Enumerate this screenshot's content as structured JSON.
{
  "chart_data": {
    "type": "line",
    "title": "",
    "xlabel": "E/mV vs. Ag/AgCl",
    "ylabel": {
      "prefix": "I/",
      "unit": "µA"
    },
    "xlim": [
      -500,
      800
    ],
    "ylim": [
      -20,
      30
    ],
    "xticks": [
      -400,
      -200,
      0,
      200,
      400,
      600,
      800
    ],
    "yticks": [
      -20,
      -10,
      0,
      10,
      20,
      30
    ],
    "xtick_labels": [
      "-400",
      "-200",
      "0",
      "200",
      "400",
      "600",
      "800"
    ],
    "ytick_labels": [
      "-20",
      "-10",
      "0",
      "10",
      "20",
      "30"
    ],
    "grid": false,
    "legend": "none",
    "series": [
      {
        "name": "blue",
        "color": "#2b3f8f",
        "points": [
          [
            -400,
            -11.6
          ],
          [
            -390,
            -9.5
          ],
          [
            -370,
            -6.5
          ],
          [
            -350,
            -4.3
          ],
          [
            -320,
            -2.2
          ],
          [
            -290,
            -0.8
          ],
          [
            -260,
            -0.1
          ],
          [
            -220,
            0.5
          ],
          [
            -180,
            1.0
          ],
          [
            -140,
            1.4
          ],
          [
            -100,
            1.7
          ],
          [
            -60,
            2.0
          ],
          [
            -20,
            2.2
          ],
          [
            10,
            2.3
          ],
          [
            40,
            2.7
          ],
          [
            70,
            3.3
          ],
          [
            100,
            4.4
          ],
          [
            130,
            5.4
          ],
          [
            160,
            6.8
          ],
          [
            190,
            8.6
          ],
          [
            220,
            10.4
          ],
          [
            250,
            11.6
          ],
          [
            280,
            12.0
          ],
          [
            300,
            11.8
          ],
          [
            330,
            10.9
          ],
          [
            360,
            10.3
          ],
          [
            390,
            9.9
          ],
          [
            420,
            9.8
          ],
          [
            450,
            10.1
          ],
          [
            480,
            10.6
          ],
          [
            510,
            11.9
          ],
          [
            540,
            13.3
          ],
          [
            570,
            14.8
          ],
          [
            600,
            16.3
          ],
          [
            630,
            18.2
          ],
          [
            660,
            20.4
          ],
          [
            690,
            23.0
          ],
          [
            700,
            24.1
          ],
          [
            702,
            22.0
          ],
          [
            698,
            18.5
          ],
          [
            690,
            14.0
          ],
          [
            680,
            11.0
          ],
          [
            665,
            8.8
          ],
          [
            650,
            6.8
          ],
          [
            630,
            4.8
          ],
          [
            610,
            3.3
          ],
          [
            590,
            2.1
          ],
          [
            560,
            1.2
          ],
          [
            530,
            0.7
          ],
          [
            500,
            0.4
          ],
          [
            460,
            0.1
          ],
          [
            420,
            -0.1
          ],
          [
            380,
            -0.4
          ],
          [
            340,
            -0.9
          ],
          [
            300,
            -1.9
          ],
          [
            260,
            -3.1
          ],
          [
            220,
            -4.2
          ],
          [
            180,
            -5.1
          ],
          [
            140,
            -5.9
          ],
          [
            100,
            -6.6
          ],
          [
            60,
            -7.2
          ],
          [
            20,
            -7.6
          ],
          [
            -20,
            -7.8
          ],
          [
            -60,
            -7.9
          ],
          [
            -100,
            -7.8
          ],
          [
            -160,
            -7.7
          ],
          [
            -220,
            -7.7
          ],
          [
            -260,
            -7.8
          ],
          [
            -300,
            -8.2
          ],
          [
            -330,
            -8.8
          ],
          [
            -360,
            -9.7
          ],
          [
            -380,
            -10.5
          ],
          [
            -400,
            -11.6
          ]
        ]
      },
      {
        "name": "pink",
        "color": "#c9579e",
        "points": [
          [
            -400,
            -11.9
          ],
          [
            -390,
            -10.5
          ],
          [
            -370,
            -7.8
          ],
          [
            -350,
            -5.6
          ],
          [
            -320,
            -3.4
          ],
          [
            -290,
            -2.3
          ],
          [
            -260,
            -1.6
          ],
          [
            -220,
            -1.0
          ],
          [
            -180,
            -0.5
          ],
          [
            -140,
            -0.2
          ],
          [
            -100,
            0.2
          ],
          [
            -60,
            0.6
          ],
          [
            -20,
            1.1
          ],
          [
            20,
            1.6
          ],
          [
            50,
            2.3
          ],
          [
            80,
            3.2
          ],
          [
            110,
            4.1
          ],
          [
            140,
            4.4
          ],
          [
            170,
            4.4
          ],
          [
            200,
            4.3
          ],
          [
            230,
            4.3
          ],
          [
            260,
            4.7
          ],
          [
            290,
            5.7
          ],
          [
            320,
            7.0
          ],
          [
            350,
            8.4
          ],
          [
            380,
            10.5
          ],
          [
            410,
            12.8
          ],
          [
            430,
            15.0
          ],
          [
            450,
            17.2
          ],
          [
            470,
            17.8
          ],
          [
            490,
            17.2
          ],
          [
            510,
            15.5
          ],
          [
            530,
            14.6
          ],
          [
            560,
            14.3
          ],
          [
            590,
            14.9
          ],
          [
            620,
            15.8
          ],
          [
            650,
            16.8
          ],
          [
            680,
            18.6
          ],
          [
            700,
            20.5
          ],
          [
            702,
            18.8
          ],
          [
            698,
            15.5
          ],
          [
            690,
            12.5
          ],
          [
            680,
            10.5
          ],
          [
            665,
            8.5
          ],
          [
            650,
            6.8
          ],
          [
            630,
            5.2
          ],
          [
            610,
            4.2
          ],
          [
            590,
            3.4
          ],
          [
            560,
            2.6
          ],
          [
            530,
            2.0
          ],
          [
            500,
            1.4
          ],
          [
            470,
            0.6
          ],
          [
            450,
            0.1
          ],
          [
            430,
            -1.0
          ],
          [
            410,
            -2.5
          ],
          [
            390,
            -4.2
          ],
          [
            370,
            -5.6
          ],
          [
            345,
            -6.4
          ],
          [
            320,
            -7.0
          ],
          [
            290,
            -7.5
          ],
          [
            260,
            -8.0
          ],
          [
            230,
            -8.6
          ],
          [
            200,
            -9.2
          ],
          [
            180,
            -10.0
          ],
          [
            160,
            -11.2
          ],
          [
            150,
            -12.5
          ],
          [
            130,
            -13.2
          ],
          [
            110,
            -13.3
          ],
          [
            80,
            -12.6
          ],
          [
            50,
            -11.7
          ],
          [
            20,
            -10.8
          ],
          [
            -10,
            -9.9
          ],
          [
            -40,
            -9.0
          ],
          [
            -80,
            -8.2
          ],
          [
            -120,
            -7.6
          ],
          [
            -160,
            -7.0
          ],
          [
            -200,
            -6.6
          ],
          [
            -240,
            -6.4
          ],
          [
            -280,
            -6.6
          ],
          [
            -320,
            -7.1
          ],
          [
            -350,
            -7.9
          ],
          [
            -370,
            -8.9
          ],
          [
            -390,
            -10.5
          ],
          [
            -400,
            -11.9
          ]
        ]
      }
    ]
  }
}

◇ ◇ ◇ ◇

_Stated problem_
Output the full listing exactly as it stands.

_Solution to this task_
Enumerate this screenshot's content as structured JSON.
{
  "chart_data": {
    "type": "line",
    "title": "",
    "xlabel": "E/mV vs. Ag/AgCl",
    "ylabel": {
      "prefix": "I/",
      "unit": "µA"
    },
    "xlim": [
      -500,
      800
    ],
    "ylim": [
      -20,
      30
    ],
    "xticks": [
      -400,
      -200,
      0,
      200,
      400,
      600,
      800
    ],
    "yticks": [
      -20,
      -10,
      0,
      10,
      20,
      30
    ],
    "xtick_labels": [
      "-400",
      "-200",
      "0",
      "200",
      "400",
      "600",
      "800"
    ],
    "ytick_labels": [
      "-20",
      "-10",
      "0",
      "10",
      "20",
      "30"
    ],
    "grid": false,
    "legend": "none",
    "series": [
      {
        "name": "blue",
        "color": "#2b3f8f",
        "points": [
          [
            -400,
            -11.6
          ],
          [
            -390,
            -9.5
          ],
          [
            -370,
            -6.5
          ],
          [
            -350,
            -4.3
          ],
          [
            -320,
            -2.2
          ],
          [
            -290,
            -0.8
          ],
          [
            -260,
            -0.1
          ],
          [
            -220,
            0.5
          ],
          [
            -180,
            1.0
          ],
          [
            -140,
            1.4
          ],
          [
            -100,
            1.7
          ],
          [
            -60,
            2.0
          ],
          [
            -20,
            2.2
          ],
          [
            10,
            2.3
          ],
          [
            40,
            2.7
          ],
          [
            70,
            3.3
          ],
          [
            100,
            4.4
          ],
          [
            130,
            5.4
          ],
          [
            160,
            6.8
          ],
          [
            190,
            8.6
          ],
          [
            220,
            10.4
          ],
          [
            250,
            11.6
          ],
          [
            280,
            12.0
          ],
          [
            300,
            11.8
          ],
          [
            330,
            10.9
          ],
          [
            360,
            10.3
          ],
          [
            390,
            9.9
          ],
          [
            420,
            9.8
          ],
          [
            450,
            10.1
          ],
          [
            480,
            10.6
          ],
          [
            510,
            11.9
          ],
          [
            540,
            13.3
          ],
          [
            570,
            14.8
          ],
          [
            600,
            16.3
          ],
          [
            630,
            18.2
          ],
          [
            660,
            20.4
          ],
          [
            690,
            23.0
          ],
          [
            700,
            24.1
          ],
          [
            702,
            22.0
          ],
          [
            698,
            18.5
          ],
          [
            690,
            14.0
          ],
          [
            680,
            11.0
          ],
          [
            665,
            8.8
          ],
          [
            650,
            6.8
          ],
          [
            630,
            4.8
          ],
          [
            610,
            3.3
          ],
          [
            590,
            2.1
          ],
          [
            560,
            1.2
          ],
          [
            530,
            0.7
          ],
          [
            500,
            0.4
          ],
          [
            460,
            0.1
          ],
          [
            420,
            -0.1
          ],
          [
            380,
            -0.4
          ],
          [
            340,
            -0.9
          ],
          [
            300,
            -1.9
          ],
          [
            260,
            -3.1
          ],
          [
            220,
            -4.2
          ],
          [
            180,
            -5.1
          ],
          [
            140,
            -5.9
          ],
          [
            100,
            -6.6
          ],
          [
            60,
            -7.2
          ],
          [
            20,
            -7.6
          ],
          [
            -20,
            -7.8
          ],
          [
            -60,
            -7.9
          ],
          [
            -100,
            -7.8
          ],
          [
            -160,
            -7.7
          ],
          [
            -220,
            -7.7
          ],
          [
            -260,
            -7.8
          ],
          [
            -300,
            -8.2
          ],
          [
            -330,
            -8.8
          ],
          [
            -360,
            -9.7
          ],
          [
            -380,
            -10.5
          ],
          [
            -400,
            -11.6
          ]
        ]
      },
      {
        "name": "pink",
        "color": "#c9579e",
        "points": [
          [
            -400,
            -11.9
          ],
          [
            -390,
            -10.5
          ],
          [
            -370,
            -7.8
          ],
          [
            -350,
            -5.6
          ],
          [
            -320,
            -3.4
          ],
          [
            -290,
            -2.3
          ],
          [
            -260,
            -1.6
          ],
          [
            -220,
            -1.0
          ],
          [
            -180,
            -0.5
          ],
          [
            -140,
            -0.2
          ],
          [
            -100,
            0.2
          ],
          [
            -60,
            0.6
          ],
          [
            -20,
            1.1
          ],
          [
            20,
            1.6
          ],
          [
            50,
            2.3
          ],
          [
            80,
            3.2
          ],
          [
            110,
            4.1
          ],
          [
            140,
            4.4
          ],
          [
            170,
            4.4
          ],
          [
            200,
            4.3
          ],
          [
            230,
            4.3
          ],
          [
            260,
            4.7
          ],
          [
            290,
            5.7
          ],
          [
            320,
            7.0
          ],
          [
            350,
            8.4
          ],
          [
            380,
            10.5
          ],
          [
            410,
            12.8
          ],
          [
            430,
            15.0
          ],
          [
            450,
            17.2
          ],
          [
            470,
            17.8
          ],
          [
            490,
            17.2
          ],
          [
            510,
            15.5
          ],
          [
            530,
            14.6
          ],
          [
            560,
            14.3
          ],
          [
            590,
            14.9
          ],
          [
            620,
            15.8
          ],
          [
            650,
            16.8
          ],
          [
            680,
            18.6
          ],
          [
            700,
            20.5
          ],
          [
            702,
            18.8
          ],
          [
            698,
            15.5
          ],
          [
            690,
            12.5
          ],
          [
            680,
            10.5
          ],
          [
            665,
            8.5
          ],
          [
            650,
            6.8
          ],
          [
            630,
            5.2
          ],
          [
            610,
            4.2
          ],
          [
            590,
            3.4
          ],
          [
            560,
            2.6
          ],
          [
            530,
            2.0
          ],
          [
            500,
            1.4
          ],
          [
            470,
            0.6
          ],
          [
            450,
            0.1
          ],
          [
            430,
            -1.0
          ],
          [
            410,
            -2.5
          ],
          [
            390,
            -4.2
          ],
          [
            370,
            -5.6
          ],
          [
            345,
            -6.4
          ],
          [
            320,
            -7.0
          ],
          [
            290,
            -7.5
          ],
          [
            260,
            -8.0
          ],
          [
            230,
            -8.6
          ],
          [
            200,
            -9.2
          ],
          [
            180,
            -10.0
          ],
          [
            160,
            -11.2
          ],
          [
            150,
            -12.5
          ],
          [
            130,
            -13.2
          ],
          [
            110,
            -13.3
          ],
          [
            80,
            -12.6
          ],
          [
            50,
            -11.7
          ],
          [
            20,
            -10.8
          ],
          [
            -10,
            -9.9
          ],
          [
            -40,
            -9.0
          ],
          [
            -80,
            -8.2
          ],
          [
            -120,
            -7.6
          ],
          [
            -160,
            -7.0
          ],
          [
            -200,
            -6.6
          ],
          [
            -240,
            -6.4
          ],
          [
            -280,
            -6.6
          ],
          [
            -320,
            -7.1
          ],
          [
            -350,
            -7.9
          ],
          [
            -370,
            -8.9
          ],
          [
            -390,
            -10.5
          ],
          [
            -400,
            -11.9
          ]
        ]
      }
    ]
  }
}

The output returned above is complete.